Эта логичная гипотеза неправдоподобна, так как она основана на экстраполяции в
прошлое сегодняшних знаний и представлений, с одной стороны, и на колоссальном
преувеличении интеллектуальных возможностей развитых стран, с другой.
Еще в 1990 году никто в мире и представить себе не мог распада СССР, который не
только произошел менее чем через год, но в тот момент был уже неизбежен. Тем
более когда складывался описанный западноевропейский подход, никто - и в первую
очередь в наиболее хорошо знакомых с темой СССР и США - не видел глубины
пропасти, отделявшей его от европейской цивилизации.
Тем более далеки от этого понимания были представители Западной Европы, и
бюрократия, и наука которой вследствие недостаточной развитости технологий
управления на порядок отставали (и отстают и по сей день) по крайней мере от
США: если американский бюрократ или ученый получает деньги за то, что он
сделал, то европейский - просто за то, что он есть (см. параграф …).
Этот уровень эффективности практически исключает возможность сознательно
фиктивного характера распространенных в то время представлений о возможности
европеизации СССР.

→ Исходные строки:
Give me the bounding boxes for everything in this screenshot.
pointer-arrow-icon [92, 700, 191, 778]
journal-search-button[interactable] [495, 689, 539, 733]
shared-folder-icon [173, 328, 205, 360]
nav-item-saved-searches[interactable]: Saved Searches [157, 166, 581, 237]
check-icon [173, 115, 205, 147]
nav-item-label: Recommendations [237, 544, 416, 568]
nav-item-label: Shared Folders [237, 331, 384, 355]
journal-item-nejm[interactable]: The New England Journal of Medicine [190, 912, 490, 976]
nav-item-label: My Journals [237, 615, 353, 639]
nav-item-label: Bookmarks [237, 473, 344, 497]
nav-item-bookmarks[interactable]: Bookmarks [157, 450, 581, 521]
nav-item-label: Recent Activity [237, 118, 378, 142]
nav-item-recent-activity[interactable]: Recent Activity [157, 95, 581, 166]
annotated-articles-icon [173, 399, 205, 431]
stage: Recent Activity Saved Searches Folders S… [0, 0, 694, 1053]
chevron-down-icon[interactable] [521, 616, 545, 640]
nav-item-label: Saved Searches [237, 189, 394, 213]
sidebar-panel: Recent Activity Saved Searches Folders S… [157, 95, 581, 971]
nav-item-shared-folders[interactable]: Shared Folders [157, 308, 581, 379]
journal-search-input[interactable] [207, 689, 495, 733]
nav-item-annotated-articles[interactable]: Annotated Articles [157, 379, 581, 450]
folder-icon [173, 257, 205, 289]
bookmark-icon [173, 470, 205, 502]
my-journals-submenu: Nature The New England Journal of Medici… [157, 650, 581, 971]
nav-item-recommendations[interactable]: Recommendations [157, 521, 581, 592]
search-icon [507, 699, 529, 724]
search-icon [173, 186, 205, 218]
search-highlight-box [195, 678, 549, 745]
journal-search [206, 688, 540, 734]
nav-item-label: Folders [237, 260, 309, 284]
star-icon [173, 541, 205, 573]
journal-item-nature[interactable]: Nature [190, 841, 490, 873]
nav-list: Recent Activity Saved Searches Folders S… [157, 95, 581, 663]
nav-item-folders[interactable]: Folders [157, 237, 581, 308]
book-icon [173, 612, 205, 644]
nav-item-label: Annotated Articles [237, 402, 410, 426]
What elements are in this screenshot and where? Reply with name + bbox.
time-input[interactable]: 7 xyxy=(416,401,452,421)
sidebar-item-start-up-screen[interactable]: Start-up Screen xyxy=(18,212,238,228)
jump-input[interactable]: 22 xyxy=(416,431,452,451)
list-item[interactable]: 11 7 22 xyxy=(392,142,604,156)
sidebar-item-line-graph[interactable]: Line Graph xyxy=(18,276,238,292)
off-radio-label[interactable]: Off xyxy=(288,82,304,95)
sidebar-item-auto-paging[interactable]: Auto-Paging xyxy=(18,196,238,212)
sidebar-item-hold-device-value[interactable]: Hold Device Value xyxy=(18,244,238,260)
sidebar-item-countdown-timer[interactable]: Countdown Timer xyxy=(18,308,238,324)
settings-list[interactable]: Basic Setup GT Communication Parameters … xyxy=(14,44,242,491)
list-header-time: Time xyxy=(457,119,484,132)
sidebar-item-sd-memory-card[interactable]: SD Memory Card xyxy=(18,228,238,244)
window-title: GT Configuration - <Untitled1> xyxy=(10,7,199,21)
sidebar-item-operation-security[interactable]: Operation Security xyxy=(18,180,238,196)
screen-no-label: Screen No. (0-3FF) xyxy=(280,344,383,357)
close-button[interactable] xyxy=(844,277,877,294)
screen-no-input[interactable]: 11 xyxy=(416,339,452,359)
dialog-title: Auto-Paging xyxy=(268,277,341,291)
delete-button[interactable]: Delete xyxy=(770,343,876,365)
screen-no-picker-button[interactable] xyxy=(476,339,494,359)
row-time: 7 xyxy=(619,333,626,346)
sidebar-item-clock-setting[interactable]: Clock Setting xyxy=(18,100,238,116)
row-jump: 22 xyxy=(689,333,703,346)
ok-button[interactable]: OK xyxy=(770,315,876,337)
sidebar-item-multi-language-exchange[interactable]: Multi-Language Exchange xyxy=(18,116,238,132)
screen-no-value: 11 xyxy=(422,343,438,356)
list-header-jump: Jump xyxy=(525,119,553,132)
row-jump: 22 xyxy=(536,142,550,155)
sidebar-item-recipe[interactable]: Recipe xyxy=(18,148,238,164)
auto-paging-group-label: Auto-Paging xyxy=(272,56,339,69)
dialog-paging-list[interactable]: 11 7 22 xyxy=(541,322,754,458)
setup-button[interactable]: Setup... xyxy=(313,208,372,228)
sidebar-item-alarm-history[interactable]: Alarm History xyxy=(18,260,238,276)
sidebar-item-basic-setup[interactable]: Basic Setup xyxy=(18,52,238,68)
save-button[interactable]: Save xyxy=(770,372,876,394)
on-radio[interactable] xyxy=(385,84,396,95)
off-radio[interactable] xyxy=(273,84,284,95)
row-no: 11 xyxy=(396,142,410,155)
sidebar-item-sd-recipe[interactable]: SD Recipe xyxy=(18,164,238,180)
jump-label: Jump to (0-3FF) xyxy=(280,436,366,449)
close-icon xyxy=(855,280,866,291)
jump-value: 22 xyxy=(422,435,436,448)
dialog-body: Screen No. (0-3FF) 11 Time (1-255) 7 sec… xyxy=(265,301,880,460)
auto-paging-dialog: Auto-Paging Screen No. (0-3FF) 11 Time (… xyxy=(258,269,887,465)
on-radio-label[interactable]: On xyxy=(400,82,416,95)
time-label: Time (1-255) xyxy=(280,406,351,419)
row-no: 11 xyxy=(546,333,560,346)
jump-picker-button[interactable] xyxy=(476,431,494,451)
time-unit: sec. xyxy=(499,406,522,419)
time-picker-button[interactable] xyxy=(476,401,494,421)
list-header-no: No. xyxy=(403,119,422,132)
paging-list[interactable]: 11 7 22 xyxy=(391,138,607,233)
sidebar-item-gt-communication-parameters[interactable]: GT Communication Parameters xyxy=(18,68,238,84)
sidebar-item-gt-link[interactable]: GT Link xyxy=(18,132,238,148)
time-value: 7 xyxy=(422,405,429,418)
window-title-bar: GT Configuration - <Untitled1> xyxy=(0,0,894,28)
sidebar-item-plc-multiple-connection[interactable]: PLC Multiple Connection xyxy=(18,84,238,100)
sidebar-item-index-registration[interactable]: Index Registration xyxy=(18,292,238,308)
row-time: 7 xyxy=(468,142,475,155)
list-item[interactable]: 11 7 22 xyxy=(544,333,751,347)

→ Задание: Продолжите текст о западных представлениях насчет возможности европеизации СССР, начиная сразу после его последнего предложения.

→ Ответ:
Другое дело, что этот же низкий уровень эффективности стал второй причиной,
сорвавшей европейский цивилизационный проект. Ведь новая, на сей раз уже не
тоталитарная, а рыночная индустриализация России требовала тщательной
комплексной проработки содержательных вопросов, не говоря уже о необходимости
крайне эффективных и опять-таки комплексных механизмов управления и особенно
контроля. Европа была не готова не то что к решению, но даже и к осознанию этой
задачи.
В отсутствии должных средств и должных систем управления и контроля попытки
реализации «европроекта» приобрели точечный характер. Они возбуждали заведомо
нереальные надежды (которые потом аукнулись жгучим разочарованием России в
Западе как таковом) и создавали не более чем островки нормального производства,
постепенно тонущие в море воровства и беспорядка.
Однако даже если бы все эти факторы каким-то волшебным образом можно было
нейтрализовать, «европроект» все равно потерпел бы неудачу. Ведь для
реиндустриализованной России в мире просто нет рынков сбыта - экономика, как и
природа, не терпит пустоты. Если бы европейцам удалось провести
реиндустриализацию России, им пришлось бы ради нее отнимать кусок у тех, кто
уже индустриален, причем не только у посторонних им стран АСЕАН, но и у своих
собственных сограждан. Грубо говоря, если бы у Европы хватило денег и сил
создать в России новую Германию, возник бы неразрешимый вопрос - а куда
деваться Германии старой?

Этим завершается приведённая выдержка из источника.